> _Records to process_:
****

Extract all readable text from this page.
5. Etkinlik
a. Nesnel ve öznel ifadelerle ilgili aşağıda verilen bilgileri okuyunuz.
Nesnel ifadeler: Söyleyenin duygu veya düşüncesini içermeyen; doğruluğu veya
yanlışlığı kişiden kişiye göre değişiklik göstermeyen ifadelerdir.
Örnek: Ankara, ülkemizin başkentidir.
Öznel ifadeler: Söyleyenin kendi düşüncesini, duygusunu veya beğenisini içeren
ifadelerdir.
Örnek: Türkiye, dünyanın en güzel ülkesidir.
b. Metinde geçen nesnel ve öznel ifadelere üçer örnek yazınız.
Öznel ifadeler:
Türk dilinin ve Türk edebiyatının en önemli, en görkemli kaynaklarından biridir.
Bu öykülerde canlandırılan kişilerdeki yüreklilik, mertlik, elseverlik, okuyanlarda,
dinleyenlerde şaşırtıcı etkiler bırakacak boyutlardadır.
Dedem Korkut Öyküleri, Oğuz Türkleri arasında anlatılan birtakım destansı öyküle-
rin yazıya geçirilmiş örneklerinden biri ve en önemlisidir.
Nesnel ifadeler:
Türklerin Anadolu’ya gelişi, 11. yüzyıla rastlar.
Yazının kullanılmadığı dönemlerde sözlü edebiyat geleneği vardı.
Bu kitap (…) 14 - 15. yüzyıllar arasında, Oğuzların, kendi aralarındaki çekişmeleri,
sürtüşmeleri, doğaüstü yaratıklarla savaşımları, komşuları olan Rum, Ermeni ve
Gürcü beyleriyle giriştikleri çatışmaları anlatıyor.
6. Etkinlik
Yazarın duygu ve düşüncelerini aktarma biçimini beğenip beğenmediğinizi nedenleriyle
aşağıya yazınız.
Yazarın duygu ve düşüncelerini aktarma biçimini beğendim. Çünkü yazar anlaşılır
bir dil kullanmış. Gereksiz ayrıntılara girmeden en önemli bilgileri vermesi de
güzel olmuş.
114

****

> _Written problem_:
Reproduce the full set of records precisely.

> _Finished task_:
Extract all readable text from this page.
5. Etkinlik
a. Nesnel ve öznel ifadelerle ilgili aşağıda verilen bilgileri okuyunuz.
Nesnel ifadeler: Söyleyenin duygu veya düşüncesini içermeyen; doğruluğu veya
yanlışlığı kişiden kişiye göre değişiklik göstermeyen ifadelerdir.
Örnek: Ankara, ülkemizin başkentidir.
Öznel ifadeler: Söyleyenin kendi düşüncesini, duygusunu veya beğenisini içeren
ifadelerdir.
Örnek: Türkiye, dünyanın en güzel ülkesidir.
b. Metinde geçen nesnel ve öznel ifadelere üçer örnek yazınız.
Öznel ifadeler:
Türk dilinin ve Türk edebiyatının en önemli, en görkemli kaynaklarından biridir.
Bu öykülerde canlandırılan kişilerdeki yüreklilik, mertlik, elseverlik, okuyanlarda,
dinleyenlerde şaşırtıcı etkiler bırakacak boyutlardadır.
Dedem Korkut Öyküleri, Oğuz Türkleri arasında anlatılan birtakım destansı öyküle-
rin yazıya geçirilmiş örneklerinden biri ve en önemlisidir.
Nesnel ifadeler:
Türklerin Anadolu’ya gelişi, 11. yüzyıla rastlar.
Yazının kullanılmadığı dönemlerde sözlü edebiyat geleneği vardı.
Bu kitap (…) 14 - 15. yüzyıllar arasında, Oğuzların, kendi aralarındaki çekişmeleri,
sürtüşmeleri, doğaüstü yaratıklarla savaşımları, komşuları olan Rum, Ermeni ve
Gürcü beyleriyle giriştikleri çatışmaları anlatıyor.
6. Etkinlik
Yazarın duygu ve düşüncelerini aktarma biçimini beğenip beğenmediğinizi nedenleriyle
aşağıya yazınız.
Yazarın duygu ve düşüncelerini aktarma biçimini beğendim. Çünkü yazar anlaşılır
bir dil kullanmış. Gereksiz ayrıntılara girmeden en önemli bilgileri vermesi de
güzel olmuş.
114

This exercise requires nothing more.